> [What is being asked] Beneath this task is a listing; retype all of it exactly.

[Source data]
begin

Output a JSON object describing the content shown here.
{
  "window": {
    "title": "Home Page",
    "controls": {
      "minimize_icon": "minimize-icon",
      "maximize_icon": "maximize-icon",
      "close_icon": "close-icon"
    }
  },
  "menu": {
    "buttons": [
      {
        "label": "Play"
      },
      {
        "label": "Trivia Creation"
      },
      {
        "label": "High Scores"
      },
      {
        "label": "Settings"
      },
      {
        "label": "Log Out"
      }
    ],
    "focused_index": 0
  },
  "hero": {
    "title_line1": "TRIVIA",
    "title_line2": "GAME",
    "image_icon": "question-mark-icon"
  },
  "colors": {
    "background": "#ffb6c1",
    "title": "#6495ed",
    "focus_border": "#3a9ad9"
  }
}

end

> [Output of the exercise]
Output a JSON object describing the content shown here.
{
  "window": {
    "title": "Home Page",
    "controls": {
      "minimize_icon": "minimize-icon",
      "maximize_icon": "maximize-icon",
      "close_icon": "close-icon"
    }
  },
  "menu": {
    "buttons": [
      {
        "label": "Play"
      },
      {
        "label": "Trivia Creation"
      },
      {
        "label": "High Scores"
      },
      {
        "label": "Settings"
      },
      {
        "label": "Log Out"
      }
    ],
    "focused_index": 0
  },
  "hero": {
    "title_line1": "TRIVIA",
    "title_line2": "GAME",
    "image_icon": "question-mark-icon"
  },
  "colors": {
    "background": "#ffb6c1",
    "title": "#6495ed",
    "focus_border": "#3a9ad9"
  }
}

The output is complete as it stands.